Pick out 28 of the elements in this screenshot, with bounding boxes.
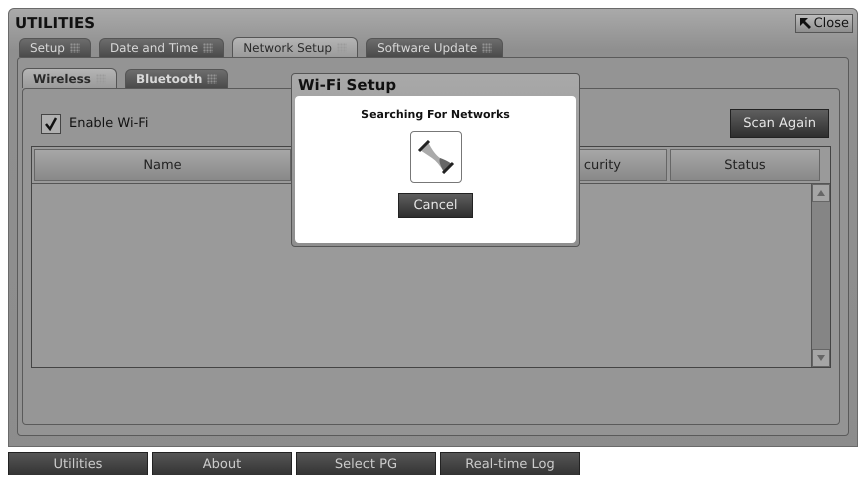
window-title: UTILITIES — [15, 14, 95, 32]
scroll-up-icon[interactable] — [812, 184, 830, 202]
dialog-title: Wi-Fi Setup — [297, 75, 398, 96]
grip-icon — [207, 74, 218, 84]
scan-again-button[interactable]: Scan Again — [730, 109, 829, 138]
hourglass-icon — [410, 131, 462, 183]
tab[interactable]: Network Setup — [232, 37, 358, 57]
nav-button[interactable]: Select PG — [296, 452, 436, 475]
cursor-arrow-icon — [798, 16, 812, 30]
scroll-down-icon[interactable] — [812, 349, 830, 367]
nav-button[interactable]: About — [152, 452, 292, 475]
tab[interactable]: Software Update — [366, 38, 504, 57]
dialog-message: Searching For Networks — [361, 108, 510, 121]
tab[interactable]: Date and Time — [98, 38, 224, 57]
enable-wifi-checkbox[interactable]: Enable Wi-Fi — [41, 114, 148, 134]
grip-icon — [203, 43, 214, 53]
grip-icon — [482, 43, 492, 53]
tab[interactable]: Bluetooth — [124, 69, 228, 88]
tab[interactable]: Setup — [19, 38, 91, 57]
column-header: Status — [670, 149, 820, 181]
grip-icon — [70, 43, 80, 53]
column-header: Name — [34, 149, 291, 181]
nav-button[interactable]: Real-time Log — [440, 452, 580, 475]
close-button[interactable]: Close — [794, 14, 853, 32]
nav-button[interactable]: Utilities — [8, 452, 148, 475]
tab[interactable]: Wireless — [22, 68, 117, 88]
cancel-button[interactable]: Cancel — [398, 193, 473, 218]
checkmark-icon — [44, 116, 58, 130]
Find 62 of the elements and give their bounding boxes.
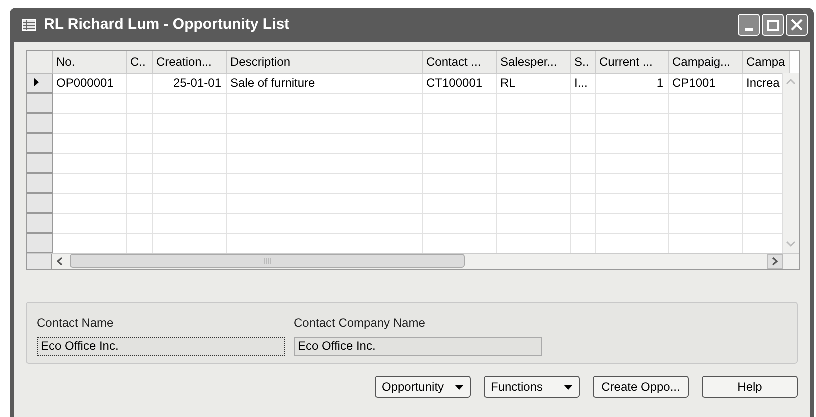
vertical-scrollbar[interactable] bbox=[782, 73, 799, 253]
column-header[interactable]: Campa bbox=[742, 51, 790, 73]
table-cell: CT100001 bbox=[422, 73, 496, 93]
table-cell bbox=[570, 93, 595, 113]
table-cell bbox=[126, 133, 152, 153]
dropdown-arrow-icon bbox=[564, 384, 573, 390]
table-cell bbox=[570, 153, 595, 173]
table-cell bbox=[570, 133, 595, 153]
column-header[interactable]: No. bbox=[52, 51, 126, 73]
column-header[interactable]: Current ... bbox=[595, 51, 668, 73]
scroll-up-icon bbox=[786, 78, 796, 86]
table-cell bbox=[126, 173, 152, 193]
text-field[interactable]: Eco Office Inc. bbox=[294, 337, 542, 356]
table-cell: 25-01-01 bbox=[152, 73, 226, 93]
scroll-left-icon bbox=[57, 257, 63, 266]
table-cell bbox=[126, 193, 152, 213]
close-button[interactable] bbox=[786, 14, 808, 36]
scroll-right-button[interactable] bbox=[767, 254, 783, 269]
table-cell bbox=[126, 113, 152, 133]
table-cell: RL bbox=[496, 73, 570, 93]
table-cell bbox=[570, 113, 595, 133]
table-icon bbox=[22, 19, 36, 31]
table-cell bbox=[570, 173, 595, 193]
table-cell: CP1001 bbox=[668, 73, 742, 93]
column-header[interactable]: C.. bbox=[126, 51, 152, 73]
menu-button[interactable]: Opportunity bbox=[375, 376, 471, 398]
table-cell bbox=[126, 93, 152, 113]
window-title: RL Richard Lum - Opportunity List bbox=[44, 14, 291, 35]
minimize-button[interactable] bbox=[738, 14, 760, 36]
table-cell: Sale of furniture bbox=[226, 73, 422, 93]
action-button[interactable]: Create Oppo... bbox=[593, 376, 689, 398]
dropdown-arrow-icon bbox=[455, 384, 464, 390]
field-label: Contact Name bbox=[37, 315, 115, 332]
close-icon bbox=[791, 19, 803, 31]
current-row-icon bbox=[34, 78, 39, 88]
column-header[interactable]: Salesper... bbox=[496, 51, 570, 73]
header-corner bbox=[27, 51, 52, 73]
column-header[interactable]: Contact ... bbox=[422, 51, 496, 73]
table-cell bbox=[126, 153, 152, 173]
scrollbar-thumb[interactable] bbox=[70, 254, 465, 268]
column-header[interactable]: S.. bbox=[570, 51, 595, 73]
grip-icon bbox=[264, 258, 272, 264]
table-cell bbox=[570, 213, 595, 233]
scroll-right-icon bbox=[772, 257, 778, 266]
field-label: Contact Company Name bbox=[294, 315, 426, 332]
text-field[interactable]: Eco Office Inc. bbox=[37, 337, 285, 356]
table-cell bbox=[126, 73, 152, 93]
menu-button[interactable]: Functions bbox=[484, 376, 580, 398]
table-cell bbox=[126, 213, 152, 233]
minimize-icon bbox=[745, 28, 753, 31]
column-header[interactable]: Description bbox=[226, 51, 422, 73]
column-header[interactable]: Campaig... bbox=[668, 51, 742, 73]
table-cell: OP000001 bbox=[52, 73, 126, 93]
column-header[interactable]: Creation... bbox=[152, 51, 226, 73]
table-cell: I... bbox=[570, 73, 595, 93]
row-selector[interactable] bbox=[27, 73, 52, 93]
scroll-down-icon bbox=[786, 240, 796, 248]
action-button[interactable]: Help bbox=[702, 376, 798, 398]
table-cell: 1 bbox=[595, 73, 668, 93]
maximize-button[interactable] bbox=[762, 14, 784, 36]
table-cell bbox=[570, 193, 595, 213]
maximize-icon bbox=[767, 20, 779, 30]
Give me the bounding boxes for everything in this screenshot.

* * *

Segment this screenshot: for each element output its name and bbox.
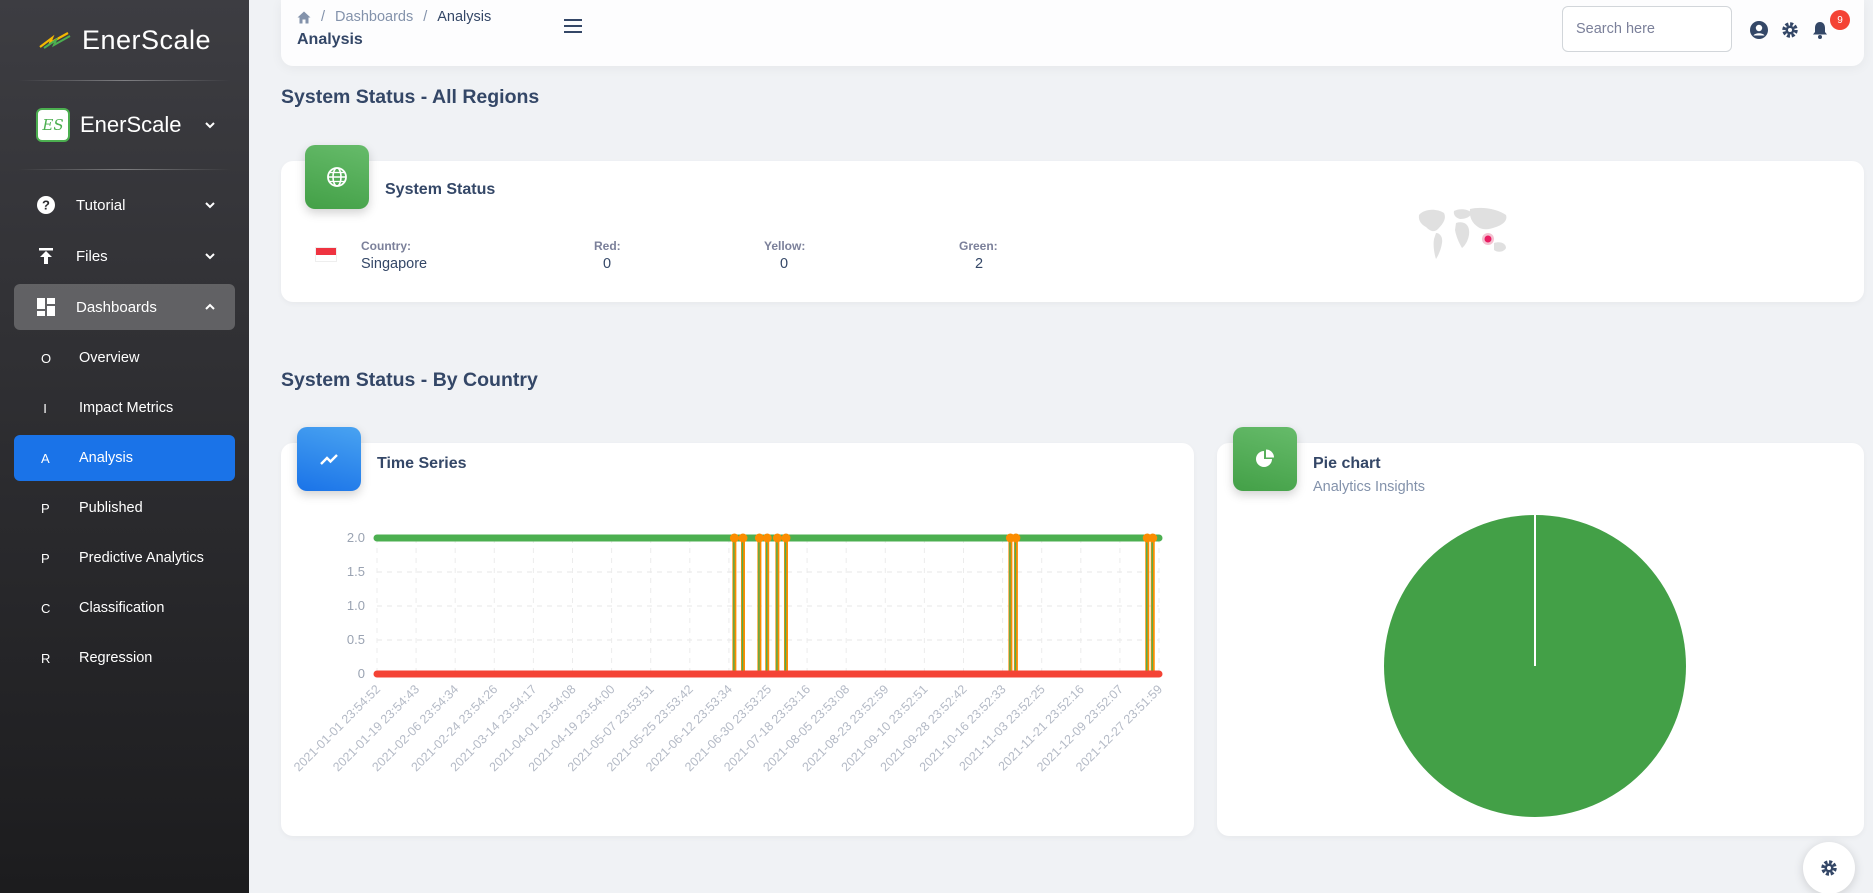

__짧은 문제__
자료에서 "Pick out 28" 문구가 있는 줄부터 "tab[interactable]: Network Setup" 문구가 있는 줄까지, 그림은 빼고 "Scan Again" 부분만 "Rescan" 문구로 바꿔 나머지는 그대로 다시 적어 주세요.

__작성한 풀이__
Pick out 28 of the elements in this screenshot, with bounding boxes.
window-title: UTILITIES — [15, 14, 95, 32]
scroll-up-icon[interactable] — [812, 184, 830, 202]
dialog-title: Wi-Fi Setup — [297, 75, 398, 96]
grip-icon — [207, 74, 218, 84]
scan-again-button[interactable]: Rescan — [730, 109, 829, 138]
hourglass-icon — [410, 131, 462, 183]
tab[interactable]: Network Setup — [232, 37, 358, 57]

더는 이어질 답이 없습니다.